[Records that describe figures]
'''

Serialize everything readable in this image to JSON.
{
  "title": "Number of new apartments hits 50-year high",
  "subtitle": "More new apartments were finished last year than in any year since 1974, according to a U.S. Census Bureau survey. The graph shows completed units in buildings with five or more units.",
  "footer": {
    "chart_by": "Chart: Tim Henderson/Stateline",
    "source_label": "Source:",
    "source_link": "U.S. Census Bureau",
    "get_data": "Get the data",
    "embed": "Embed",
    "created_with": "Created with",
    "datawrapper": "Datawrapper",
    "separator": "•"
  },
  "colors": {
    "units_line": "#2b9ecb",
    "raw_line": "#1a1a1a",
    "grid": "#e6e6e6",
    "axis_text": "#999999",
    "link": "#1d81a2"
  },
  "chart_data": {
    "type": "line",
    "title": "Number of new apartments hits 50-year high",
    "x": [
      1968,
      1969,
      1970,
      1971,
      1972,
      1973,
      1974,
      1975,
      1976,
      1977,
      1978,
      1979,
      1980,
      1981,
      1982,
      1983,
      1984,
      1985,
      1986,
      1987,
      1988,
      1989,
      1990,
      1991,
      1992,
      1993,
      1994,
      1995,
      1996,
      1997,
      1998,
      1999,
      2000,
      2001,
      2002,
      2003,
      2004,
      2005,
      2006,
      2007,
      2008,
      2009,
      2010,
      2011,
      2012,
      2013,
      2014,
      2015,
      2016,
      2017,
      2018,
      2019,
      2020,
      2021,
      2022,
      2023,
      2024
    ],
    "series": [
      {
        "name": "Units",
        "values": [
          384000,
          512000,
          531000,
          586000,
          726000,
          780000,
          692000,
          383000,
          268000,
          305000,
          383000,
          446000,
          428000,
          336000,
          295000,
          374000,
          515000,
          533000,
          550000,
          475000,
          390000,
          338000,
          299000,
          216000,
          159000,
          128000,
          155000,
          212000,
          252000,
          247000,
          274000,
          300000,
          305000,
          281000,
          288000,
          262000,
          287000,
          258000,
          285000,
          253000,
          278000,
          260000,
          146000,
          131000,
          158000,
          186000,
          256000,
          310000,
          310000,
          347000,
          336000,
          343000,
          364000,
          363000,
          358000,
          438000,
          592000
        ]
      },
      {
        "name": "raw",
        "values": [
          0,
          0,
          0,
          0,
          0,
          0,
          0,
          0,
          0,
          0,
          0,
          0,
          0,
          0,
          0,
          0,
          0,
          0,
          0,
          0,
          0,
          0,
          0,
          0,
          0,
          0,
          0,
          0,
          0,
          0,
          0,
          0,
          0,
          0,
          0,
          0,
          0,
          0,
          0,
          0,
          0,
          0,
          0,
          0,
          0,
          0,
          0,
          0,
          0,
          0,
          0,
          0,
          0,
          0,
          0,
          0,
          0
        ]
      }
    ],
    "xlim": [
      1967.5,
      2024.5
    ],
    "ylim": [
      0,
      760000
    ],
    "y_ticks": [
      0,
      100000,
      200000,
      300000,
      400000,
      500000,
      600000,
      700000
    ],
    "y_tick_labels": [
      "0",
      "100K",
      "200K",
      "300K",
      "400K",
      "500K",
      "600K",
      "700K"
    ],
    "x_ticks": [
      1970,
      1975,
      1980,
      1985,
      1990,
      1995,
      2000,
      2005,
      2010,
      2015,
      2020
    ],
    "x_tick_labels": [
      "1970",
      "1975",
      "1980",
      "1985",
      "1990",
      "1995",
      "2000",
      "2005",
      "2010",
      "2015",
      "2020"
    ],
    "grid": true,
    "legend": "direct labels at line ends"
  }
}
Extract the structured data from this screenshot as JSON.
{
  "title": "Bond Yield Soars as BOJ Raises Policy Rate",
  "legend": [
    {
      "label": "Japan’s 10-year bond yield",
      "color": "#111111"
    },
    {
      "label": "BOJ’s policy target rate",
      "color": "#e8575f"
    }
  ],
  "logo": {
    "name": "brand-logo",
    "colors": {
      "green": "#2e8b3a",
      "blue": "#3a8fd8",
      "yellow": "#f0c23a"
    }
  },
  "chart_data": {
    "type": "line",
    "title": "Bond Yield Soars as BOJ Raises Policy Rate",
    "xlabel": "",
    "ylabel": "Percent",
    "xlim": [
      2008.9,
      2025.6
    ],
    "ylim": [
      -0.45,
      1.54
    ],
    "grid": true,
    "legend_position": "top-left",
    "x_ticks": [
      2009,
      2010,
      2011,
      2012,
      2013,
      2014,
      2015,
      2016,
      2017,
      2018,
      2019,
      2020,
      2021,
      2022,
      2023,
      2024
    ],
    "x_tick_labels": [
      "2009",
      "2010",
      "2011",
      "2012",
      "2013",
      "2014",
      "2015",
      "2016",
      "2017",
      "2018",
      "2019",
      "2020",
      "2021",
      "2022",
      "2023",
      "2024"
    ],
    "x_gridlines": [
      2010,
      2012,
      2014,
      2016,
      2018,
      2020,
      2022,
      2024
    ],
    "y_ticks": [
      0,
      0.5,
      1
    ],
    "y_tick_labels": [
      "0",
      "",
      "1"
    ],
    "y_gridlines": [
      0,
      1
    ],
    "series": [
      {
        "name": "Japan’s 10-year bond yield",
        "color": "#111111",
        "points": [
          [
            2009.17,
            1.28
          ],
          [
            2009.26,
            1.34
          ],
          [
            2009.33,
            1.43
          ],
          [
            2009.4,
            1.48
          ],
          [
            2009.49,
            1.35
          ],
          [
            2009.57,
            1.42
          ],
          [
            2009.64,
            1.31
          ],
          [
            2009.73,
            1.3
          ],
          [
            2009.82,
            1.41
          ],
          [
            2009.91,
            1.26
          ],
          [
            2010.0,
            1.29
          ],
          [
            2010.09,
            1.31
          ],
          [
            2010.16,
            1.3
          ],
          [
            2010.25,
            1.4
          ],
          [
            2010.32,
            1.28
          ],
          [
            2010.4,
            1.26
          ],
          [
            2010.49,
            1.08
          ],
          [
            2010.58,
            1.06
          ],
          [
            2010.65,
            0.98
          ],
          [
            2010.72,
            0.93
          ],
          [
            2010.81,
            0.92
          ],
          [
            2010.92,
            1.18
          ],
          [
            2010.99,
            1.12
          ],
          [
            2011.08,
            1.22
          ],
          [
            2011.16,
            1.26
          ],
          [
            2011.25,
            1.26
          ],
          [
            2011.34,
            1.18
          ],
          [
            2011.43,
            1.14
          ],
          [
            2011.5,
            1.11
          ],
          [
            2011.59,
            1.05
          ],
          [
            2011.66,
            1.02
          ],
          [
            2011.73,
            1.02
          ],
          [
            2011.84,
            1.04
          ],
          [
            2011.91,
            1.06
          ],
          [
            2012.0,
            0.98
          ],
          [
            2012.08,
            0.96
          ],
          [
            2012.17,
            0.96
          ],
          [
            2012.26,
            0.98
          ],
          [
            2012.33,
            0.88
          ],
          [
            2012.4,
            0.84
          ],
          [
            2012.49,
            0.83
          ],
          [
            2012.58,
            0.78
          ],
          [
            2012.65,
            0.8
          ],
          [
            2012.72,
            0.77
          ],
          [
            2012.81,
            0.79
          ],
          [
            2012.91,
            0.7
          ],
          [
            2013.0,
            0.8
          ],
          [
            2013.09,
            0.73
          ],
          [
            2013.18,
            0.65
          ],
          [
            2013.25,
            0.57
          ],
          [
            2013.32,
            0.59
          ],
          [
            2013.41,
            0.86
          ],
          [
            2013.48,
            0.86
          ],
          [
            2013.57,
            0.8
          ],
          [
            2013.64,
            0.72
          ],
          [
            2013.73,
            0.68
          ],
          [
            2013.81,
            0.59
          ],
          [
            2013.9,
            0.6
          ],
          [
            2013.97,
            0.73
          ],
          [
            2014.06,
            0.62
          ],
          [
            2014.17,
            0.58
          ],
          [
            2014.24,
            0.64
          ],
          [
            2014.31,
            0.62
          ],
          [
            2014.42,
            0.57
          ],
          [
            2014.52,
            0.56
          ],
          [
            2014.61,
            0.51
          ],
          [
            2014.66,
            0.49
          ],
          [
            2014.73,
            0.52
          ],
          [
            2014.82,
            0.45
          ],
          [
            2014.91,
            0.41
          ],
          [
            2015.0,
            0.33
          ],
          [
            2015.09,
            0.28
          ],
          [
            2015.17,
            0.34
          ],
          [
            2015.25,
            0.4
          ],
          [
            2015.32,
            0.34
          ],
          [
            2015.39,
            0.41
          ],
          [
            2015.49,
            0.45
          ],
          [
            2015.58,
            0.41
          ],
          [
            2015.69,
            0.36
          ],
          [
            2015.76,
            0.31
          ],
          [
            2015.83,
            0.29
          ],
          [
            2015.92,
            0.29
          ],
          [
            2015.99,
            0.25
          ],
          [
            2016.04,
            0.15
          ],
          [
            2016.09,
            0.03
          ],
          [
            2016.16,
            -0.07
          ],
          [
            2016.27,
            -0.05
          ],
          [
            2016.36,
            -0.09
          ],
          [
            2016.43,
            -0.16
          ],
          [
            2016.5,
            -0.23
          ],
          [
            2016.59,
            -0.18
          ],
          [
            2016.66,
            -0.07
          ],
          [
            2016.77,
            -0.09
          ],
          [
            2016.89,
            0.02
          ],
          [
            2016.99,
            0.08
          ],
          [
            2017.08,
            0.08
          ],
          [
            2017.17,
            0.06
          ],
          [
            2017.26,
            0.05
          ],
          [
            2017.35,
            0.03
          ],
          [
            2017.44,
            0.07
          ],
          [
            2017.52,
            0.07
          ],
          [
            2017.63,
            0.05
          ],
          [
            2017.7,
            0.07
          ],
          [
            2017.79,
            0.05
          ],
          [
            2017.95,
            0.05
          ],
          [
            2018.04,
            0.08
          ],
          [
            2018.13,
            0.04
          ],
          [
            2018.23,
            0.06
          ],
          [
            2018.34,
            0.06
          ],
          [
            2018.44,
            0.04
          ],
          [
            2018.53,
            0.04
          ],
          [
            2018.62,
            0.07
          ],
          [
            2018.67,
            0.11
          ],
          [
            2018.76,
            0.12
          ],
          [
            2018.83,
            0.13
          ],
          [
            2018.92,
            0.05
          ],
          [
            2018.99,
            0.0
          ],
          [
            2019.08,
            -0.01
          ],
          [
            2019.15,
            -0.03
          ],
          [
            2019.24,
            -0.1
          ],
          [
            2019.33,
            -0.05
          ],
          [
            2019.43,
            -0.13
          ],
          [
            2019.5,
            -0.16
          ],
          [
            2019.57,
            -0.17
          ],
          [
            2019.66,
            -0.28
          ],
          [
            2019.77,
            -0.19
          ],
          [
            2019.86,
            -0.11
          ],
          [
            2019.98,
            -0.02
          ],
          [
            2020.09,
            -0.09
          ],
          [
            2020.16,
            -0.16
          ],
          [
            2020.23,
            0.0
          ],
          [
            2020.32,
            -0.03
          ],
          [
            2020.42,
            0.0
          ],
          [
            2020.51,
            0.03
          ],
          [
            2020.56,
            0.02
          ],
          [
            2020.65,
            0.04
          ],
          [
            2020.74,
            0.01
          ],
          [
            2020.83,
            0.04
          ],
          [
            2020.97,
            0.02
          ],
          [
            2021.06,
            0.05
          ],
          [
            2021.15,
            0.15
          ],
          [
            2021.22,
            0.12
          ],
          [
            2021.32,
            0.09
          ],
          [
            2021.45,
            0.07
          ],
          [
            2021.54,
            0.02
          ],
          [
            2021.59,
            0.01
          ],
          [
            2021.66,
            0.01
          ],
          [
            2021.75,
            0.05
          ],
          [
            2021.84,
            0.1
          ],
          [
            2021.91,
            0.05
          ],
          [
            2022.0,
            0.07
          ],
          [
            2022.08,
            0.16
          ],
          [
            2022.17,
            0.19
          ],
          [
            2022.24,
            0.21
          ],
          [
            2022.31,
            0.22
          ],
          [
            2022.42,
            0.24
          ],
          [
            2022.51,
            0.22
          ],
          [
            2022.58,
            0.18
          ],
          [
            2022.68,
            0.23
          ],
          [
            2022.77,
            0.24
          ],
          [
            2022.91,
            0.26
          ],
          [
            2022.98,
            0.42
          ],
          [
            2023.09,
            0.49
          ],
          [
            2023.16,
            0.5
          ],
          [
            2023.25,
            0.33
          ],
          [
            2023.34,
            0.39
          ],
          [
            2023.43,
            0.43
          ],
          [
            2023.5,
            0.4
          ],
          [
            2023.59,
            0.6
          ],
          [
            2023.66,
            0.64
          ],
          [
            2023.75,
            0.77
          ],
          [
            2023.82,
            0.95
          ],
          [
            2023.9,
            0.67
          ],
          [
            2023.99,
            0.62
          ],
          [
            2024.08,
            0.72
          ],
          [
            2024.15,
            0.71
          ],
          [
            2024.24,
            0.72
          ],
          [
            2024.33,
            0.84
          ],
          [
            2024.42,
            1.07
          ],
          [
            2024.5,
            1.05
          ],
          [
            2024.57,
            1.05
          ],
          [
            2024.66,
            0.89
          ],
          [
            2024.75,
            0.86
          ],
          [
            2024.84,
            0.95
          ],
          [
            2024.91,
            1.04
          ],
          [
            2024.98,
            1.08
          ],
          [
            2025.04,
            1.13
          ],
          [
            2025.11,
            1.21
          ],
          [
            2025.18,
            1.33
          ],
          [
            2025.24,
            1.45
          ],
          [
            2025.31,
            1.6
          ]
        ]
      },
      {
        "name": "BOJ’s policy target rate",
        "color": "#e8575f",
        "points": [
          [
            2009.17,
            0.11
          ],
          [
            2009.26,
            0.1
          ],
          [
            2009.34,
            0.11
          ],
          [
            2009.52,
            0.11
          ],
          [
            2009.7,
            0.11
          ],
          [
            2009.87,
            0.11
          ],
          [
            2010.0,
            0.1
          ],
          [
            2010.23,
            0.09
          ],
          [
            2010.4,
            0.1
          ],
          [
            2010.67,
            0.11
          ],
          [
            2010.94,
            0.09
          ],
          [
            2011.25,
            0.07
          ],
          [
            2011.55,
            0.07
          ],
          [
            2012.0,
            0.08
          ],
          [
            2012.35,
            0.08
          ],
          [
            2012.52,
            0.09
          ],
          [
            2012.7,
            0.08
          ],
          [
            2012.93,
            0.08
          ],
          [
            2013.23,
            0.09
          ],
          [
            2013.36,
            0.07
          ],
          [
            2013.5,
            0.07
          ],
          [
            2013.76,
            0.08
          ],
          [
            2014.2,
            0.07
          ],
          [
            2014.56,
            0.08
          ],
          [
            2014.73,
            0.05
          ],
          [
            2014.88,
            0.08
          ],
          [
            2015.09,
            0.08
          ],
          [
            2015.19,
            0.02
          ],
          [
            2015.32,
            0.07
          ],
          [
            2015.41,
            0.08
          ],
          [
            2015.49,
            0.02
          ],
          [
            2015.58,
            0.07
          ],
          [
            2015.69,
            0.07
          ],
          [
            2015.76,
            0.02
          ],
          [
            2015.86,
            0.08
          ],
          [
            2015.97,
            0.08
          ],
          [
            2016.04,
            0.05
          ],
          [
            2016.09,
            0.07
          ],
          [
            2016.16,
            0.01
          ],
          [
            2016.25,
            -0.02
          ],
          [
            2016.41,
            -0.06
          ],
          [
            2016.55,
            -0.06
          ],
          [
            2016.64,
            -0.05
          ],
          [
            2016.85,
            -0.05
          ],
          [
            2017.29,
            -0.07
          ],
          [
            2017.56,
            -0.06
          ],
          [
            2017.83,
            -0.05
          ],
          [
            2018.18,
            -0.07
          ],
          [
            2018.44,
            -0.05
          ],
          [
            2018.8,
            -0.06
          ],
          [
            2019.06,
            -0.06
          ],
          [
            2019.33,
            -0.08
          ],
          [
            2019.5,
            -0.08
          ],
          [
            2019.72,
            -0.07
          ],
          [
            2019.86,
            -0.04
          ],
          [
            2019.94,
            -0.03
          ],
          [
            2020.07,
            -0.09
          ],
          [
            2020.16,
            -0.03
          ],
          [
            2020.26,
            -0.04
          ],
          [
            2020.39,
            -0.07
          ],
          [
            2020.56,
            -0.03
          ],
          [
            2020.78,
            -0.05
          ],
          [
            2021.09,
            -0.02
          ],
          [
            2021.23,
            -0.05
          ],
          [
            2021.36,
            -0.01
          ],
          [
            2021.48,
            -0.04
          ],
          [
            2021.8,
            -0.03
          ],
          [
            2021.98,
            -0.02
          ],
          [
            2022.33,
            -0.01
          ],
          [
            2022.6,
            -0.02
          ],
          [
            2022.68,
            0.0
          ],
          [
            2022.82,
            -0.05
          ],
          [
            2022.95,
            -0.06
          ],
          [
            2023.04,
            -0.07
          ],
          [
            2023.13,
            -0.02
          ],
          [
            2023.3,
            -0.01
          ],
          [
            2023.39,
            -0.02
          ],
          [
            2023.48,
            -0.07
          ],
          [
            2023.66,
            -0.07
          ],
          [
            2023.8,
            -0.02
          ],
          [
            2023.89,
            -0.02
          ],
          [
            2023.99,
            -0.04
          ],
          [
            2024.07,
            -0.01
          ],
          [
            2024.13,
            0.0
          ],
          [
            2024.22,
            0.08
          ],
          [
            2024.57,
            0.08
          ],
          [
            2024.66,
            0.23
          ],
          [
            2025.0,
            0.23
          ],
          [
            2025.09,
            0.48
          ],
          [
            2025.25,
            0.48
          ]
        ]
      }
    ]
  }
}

'''

▶ _What you will do_: Copy each line of the records above that carries the word "this".

▶ _Exercise solution_:
Serialize everything readable in this image to JSON.
Extract the structured data from this screenshot as JSON.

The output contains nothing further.